◆ **TASK GOAL**
Reproduce every line of the data below without changing a single character.

____

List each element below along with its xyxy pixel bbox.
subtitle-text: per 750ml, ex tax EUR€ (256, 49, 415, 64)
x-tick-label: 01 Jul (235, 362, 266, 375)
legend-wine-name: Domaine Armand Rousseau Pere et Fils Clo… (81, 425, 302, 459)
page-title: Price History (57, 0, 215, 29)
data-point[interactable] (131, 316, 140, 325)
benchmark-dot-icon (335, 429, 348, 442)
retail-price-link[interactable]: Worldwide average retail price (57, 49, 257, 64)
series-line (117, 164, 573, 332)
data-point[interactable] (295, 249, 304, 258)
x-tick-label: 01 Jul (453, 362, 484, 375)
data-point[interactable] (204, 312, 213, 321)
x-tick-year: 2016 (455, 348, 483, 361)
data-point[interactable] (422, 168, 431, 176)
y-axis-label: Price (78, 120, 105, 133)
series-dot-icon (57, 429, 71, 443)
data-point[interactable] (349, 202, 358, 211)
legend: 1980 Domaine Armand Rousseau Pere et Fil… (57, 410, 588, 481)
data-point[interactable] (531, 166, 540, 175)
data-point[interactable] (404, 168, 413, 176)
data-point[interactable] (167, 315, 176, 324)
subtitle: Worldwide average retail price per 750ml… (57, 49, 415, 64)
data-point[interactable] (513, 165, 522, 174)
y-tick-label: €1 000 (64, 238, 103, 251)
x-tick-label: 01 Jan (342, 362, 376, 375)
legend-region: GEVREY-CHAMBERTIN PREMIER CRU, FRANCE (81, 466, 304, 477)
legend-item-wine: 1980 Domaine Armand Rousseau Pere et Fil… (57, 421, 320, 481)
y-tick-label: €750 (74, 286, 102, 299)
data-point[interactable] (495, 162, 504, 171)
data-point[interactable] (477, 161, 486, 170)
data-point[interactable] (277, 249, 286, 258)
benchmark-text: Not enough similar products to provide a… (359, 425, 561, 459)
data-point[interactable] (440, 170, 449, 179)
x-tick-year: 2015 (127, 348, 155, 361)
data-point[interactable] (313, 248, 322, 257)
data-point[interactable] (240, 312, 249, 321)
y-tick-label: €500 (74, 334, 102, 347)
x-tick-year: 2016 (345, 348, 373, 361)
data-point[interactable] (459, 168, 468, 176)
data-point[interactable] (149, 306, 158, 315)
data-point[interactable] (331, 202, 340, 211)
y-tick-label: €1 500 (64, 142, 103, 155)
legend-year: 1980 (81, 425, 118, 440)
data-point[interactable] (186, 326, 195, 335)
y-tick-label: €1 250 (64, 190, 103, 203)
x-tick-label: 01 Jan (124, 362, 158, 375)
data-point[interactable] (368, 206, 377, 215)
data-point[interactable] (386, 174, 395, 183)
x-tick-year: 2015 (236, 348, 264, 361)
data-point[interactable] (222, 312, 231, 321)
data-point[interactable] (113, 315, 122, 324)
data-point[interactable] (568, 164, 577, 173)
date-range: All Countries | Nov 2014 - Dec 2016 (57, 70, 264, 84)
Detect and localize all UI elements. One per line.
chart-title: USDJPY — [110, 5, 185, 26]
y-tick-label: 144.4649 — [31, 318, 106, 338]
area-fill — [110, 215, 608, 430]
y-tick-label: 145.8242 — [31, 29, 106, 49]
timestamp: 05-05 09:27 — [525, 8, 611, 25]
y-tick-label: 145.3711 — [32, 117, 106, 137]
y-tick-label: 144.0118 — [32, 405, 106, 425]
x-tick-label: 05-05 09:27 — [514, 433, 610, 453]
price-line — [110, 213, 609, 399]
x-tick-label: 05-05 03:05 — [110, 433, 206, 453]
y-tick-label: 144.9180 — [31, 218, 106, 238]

____

◆ **SOLUTION BELOW**
List each element below along with its xyxy pixel bbox.
subtitle-text: per 750ml, ex tax EUR€ (256, 49, 415, 64)
x-tick-label: 01 Jul (235, 362, 266, 375)
legend-wine-name: Domaine Armand Rousseau Pere et Fils Clo… (81, 425, 302, 459)
page-title: Price History (57, 0, 215, 29)
data-point[interactable] (131, 316, 140, 325)
benchmark-dot-icon (335, 429, 348, 442)
retail-price-link[interactable]: Worldwide average retail price (57, 49, 257, 64)
series-line (117, 164, 573, 332)
data-point[interactable] (295, 249, 304, 258)
x-tick-label: 01 Jul (453, 362, 484, 375)
data-point[interactable] (204, 312, 213, 321)
x-tick-year: 2016 (455, 348, 483, 361)
data-point[interactable] (422, 168, 431, 176)
y-axis-label: Price (78, 120, 105, 133)
series-dot-icon (57, 429, 71, 443)
data-point[interactable] (349, 202, 358, 211)
legend: 1980 Domaine Armand Rousseau Pere et Fil… (57, 410, 588, 481)
data-point[interactable] (531, 166, 540, 175)
data-point[interactable] (404, 168, 413, 176)
data-point[interactable] (167, 315, 176, 324)
subtitle: Worldwide average retail price per 750ml… (57, 49, 415, 64)
data-point[interactable] (513, 165, 522, 174)
y-tick-label: €1 000 (64, 238, 103, 251)
x-tick-label: 01 Jan (342, 362, 376, 375)
legend-region: GEVREY-CHAMBERTIN PREMIER CRU, FRANCE (81, 466, 304, 477)
legend-item-wine: 1980 Domaine Armand Rousseau Pere et Fil… (57, 421, 320, 481)
y-tick-label: €750 (74, 286, 102, 299)
data-point[interactable] (495, 162, 504, 171)
data-point[interactable] (477, 161, 486, 170)
data-point[interactable] (277, 249, 286, 258)
benchmark-text: Not enough similar products to provide a… (359, 425, 561, 459)
data-point[interactable] (440, 170, 449, 179)
x-tick-year: 2015 (127, 348, 155, 361)
data-point[interactable] (313, 248, 322, 257)
data-point[interactable] (240, 312, 249, 321)
y-tick-label: €500 (74, 334, 102, 347)
x-tick-year: 2016 (345, 348, 373, 361)
data-point[interactable] (459, 168, 468, 176)
data-point[interactable] (149, 306, 158, 315)
data-point[interactable] (331, 202, 340, 211)
y-tick-label: €1 500 (64, 142, 103, 155)
legend-year: 1980 (81, 425, 118, 440)
data-point[interactable] (186, 326, 195, 335)
y-tick-label: €1 250 (64, 190, 103, 203)
x-tick-label: 01 Jan (124, 362, 158, 375)
data-point[interactable] (368, 206, 377, 215)
data-point[interactable] (386, 174, 395, 183)
x-tick-year: 2015 (236, 348, 264, 361)
data-point[interactable] (222, 312, 231, 321)
data-point[interactable] (113, 315, 122, 324)
data-point[interactable] (568, 164, 577, 173)
date-range: All Countries | Nov 2014 - Dec 2016 (57, 70, 264, 84)
Detect and localize all UI elements. One per line.
chart-title: USDJPY — [110, 5, 185, 26]
y-tick-label: 144.4649 — [31, 318, 106, 338]
area-fill — [110, 215, 608, 430]
y-tick-label: 145.8242 — [31, 29, 106, 49]
timestamp: 05-05 09:27 — [525, 8, 611, 25]
y-tick-label: 145.3711 — [32, 117, 106, 137]
y-tick-label: 144.0118 — [32, 405, 106, 425]
x-tick-label: 05-05 09:27 — [514, 433, 610, 453]
price-line — [110, 213, 609, 399]
x-tick-label: 05-05 03:05 — [110, 433, 206, 453]
y-tick-label: 144.9180 — [31, 218, 106, 238]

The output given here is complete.